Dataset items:
<<<<

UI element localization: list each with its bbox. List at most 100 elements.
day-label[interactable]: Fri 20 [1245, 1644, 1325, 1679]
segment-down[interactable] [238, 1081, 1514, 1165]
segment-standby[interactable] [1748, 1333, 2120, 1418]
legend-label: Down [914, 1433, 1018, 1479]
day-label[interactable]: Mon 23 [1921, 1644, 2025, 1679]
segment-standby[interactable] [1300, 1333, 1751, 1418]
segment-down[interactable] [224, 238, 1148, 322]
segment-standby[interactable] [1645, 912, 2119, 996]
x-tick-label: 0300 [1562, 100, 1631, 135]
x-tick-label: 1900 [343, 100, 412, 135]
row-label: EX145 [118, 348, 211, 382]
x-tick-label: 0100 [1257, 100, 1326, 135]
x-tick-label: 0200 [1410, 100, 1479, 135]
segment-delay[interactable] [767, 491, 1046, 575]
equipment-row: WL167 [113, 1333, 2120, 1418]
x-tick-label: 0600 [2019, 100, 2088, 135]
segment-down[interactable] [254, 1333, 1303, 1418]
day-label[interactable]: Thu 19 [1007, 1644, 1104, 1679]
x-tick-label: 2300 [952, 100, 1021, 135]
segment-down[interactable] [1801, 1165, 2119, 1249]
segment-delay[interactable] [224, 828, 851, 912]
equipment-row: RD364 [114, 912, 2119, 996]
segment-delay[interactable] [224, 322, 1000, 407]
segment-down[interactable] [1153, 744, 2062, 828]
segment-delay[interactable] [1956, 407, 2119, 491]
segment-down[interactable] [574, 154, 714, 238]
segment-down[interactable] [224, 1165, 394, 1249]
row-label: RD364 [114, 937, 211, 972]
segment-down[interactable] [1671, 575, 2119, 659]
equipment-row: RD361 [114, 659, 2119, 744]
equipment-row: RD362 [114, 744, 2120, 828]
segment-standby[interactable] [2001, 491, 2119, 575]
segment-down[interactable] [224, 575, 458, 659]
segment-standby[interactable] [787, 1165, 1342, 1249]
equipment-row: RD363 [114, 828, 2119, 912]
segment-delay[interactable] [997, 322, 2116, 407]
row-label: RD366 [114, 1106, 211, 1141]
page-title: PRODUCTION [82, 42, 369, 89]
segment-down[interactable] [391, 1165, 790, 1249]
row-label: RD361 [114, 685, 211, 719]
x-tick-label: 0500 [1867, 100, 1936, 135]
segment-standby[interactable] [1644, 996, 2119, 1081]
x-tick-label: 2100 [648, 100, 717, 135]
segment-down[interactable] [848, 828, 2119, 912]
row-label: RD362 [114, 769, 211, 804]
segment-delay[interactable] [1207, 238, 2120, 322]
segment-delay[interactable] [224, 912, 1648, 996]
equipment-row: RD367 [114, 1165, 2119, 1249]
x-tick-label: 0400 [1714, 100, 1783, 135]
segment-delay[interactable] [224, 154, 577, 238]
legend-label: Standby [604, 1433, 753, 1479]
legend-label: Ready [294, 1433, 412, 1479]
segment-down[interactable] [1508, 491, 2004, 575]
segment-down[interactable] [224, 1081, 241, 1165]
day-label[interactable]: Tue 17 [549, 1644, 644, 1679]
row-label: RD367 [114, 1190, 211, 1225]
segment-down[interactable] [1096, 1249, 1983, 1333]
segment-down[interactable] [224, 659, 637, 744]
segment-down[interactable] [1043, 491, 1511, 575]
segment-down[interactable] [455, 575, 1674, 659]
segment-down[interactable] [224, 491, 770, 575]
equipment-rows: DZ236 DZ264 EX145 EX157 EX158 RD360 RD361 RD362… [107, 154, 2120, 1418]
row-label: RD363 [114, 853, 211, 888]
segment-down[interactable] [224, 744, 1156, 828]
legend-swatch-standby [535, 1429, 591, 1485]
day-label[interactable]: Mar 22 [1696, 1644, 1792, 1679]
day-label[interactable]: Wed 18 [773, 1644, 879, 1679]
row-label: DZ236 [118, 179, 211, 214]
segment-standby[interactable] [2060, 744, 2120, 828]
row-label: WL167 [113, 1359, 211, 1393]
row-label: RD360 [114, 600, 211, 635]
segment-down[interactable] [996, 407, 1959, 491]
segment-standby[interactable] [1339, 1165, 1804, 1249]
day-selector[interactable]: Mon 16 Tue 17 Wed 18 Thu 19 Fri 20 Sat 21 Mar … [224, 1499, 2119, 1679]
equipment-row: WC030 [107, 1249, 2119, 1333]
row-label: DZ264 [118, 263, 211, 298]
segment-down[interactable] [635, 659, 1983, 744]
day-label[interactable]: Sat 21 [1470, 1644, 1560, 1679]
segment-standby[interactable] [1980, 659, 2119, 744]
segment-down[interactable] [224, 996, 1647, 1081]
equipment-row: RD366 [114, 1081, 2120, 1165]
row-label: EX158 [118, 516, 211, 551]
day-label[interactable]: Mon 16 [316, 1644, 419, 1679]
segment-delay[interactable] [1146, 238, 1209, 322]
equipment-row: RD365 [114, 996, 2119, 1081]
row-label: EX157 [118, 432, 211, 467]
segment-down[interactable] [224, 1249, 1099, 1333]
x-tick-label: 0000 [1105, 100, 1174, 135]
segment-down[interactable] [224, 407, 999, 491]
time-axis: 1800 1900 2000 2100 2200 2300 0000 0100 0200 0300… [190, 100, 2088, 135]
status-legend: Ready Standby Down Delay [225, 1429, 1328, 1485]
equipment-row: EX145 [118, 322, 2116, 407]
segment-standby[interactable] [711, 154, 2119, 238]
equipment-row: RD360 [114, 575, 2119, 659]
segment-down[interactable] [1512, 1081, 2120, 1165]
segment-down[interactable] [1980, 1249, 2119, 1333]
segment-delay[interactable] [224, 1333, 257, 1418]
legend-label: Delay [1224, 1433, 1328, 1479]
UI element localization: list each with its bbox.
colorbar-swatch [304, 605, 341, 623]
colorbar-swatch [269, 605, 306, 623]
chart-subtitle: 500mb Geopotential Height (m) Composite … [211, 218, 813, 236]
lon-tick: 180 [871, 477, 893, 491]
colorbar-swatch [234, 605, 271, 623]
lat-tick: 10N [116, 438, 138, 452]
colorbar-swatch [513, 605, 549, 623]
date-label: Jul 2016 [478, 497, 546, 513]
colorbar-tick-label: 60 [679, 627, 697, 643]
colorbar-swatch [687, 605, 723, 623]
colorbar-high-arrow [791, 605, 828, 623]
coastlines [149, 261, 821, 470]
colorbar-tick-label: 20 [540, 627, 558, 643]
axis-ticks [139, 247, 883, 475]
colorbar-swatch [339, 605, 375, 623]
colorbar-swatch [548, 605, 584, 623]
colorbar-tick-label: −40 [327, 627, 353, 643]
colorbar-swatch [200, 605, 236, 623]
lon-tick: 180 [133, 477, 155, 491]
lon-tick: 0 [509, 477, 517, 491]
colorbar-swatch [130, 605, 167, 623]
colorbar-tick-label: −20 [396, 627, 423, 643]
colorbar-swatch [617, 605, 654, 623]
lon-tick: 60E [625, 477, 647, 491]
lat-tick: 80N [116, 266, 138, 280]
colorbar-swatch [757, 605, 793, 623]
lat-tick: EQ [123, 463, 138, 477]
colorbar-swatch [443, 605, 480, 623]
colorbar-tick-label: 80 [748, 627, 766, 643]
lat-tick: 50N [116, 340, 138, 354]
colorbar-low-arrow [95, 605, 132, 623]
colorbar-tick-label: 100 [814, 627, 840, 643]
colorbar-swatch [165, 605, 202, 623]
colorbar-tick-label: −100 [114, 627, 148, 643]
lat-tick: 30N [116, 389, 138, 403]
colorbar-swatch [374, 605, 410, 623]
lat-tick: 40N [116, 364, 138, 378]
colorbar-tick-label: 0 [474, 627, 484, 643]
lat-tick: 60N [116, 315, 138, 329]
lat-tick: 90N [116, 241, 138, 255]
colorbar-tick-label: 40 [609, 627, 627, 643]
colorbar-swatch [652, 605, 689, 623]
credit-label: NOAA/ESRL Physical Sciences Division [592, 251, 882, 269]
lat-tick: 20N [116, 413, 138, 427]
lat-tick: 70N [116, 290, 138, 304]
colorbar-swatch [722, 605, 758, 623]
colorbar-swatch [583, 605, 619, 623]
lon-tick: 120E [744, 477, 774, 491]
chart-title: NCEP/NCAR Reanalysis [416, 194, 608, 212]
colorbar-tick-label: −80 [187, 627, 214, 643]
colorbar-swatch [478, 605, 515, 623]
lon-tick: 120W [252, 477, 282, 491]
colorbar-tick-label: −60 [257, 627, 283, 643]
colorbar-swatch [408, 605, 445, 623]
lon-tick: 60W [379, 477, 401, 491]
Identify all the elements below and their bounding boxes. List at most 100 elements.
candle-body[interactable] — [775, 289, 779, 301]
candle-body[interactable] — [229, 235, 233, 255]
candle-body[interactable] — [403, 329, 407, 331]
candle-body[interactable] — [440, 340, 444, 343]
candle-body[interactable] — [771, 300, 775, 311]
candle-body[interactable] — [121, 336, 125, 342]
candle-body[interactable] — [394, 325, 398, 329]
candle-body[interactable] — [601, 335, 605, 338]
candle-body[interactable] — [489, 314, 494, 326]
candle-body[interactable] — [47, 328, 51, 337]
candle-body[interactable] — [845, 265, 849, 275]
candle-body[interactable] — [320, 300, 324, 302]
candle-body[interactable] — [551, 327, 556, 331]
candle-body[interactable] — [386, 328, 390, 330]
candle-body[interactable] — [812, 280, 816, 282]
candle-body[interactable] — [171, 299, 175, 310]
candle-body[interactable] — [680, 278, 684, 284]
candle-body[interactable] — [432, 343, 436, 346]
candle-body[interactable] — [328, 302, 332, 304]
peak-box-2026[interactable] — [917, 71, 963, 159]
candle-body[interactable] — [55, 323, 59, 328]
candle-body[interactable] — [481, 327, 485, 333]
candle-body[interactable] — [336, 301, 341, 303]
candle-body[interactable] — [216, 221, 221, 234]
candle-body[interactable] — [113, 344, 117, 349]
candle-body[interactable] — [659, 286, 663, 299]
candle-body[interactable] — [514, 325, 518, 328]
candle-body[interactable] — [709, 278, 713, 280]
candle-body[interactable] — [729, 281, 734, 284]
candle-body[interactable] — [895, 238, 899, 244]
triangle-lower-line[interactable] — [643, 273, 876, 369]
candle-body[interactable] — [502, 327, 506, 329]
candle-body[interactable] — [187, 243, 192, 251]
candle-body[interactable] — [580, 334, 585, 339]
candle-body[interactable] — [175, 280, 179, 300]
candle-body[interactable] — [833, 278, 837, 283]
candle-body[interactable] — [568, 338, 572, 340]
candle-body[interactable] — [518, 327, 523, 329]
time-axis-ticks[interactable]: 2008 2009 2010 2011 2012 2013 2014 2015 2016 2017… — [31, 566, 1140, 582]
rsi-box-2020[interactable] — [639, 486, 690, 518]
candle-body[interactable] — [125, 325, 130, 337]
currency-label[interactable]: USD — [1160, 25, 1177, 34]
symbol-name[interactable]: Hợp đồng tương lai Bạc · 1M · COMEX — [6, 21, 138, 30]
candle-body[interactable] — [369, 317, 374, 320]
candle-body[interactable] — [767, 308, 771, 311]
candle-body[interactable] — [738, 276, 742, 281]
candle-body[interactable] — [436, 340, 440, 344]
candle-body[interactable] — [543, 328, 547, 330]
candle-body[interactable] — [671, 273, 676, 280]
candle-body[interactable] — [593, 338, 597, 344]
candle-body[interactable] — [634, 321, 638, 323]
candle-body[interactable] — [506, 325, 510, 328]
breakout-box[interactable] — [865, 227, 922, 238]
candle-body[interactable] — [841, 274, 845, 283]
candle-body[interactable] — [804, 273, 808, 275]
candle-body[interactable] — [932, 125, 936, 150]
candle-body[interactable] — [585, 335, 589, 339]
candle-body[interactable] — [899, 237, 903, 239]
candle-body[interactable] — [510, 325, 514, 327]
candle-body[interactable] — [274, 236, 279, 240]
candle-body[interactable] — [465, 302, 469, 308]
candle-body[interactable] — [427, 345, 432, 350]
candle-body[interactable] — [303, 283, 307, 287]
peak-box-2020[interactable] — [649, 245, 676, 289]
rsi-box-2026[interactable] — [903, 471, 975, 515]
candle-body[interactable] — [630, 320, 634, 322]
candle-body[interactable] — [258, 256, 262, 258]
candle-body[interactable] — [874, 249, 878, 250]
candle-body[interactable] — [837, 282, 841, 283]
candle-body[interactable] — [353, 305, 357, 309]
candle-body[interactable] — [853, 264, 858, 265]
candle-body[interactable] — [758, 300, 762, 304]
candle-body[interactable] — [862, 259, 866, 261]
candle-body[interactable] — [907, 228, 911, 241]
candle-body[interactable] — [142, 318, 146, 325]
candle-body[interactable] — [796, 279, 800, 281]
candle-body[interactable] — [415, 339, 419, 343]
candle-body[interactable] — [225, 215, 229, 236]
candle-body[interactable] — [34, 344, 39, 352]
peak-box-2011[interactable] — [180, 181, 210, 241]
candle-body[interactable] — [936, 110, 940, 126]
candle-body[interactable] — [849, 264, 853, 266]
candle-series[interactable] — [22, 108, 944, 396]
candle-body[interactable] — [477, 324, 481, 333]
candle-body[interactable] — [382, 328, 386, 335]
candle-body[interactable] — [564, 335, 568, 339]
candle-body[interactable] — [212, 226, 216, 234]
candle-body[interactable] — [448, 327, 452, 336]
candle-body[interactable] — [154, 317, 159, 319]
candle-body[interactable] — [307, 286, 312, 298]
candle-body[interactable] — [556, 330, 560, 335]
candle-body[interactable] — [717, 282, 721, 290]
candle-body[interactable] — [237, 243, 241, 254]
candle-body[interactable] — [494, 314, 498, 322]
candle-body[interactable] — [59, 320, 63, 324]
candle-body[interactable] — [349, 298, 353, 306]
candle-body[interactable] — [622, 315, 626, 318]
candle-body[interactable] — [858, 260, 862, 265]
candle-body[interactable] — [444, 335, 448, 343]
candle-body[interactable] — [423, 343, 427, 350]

>>>>

◆ PROBLEM STATEMENT ◆
Copy verbatim the lines of the data above, from the start of the data through the line containing "day-label[interactable]: Mon 23", with both ends included.

◆ WRITTEN SOLUTION ◆
UI element localization: list each with its bbox. List at most 100 elements.
day-label[interactable]: Fri 20 [1245, 1644, 1325, 1679]
segment-down[interactable] [238, 1081, 1514, 1165]
segment-standby[interactable] [1748, 1333, 2120, 1418]
legend-label: Down [914, 1433, 1018, 1479]
day-label[interactable]: Mon 23 [1921, 1644, 2025, 1679]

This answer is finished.